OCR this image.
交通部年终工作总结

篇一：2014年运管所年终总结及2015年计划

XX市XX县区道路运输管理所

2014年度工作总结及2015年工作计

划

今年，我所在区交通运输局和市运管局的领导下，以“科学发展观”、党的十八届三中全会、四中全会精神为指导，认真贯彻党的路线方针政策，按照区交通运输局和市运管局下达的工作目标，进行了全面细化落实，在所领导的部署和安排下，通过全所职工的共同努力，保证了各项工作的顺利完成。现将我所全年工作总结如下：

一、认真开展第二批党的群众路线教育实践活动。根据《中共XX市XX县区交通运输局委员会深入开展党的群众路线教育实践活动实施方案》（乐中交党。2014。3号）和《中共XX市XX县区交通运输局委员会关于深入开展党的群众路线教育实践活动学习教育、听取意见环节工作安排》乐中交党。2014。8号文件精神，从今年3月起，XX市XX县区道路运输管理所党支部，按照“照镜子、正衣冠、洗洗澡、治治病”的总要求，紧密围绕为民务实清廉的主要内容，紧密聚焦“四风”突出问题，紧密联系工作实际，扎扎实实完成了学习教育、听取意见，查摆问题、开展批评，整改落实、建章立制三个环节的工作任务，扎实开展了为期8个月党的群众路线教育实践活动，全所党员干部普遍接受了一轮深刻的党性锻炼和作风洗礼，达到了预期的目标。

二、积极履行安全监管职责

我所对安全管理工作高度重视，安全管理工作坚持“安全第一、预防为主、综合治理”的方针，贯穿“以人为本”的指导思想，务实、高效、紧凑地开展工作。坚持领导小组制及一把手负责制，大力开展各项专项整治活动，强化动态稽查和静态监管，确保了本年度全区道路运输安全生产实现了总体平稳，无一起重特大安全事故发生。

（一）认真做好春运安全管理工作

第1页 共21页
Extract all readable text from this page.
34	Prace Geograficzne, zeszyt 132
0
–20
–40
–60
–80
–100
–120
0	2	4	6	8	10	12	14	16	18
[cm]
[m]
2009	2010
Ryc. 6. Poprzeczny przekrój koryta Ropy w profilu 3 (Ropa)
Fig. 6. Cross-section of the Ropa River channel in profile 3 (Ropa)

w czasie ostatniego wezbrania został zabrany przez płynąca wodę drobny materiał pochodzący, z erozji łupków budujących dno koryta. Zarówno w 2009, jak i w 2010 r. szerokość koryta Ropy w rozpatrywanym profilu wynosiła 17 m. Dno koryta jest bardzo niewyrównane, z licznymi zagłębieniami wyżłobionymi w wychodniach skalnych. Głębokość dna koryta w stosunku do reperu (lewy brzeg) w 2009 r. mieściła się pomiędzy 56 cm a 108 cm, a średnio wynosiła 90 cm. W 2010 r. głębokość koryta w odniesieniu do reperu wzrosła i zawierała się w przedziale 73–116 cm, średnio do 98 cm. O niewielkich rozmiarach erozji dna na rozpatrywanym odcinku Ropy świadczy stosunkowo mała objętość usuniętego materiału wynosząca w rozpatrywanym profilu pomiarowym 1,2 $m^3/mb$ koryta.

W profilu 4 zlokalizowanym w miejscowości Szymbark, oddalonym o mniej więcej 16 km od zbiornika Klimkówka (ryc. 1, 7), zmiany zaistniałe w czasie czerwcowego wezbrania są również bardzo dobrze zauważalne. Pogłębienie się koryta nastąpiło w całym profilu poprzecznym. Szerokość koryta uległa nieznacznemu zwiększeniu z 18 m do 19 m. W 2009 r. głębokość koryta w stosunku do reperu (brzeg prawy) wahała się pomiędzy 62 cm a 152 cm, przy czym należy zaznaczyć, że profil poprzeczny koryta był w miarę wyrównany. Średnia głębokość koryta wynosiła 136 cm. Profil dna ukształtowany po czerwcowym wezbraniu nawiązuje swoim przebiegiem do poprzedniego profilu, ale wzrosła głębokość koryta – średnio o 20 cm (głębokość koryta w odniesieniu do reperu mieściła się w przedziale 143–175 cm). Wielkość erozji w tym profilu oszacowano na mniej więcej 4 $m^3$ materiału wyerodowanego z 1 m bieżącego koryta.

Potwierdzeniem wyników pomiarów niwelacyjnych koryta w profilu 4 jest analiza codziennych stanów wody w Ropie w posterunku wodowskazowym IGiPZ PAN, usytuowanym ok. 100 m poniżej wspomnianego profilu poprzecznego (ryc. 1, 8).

● ● ● ● ●

Write only the number of lines that include "this".

2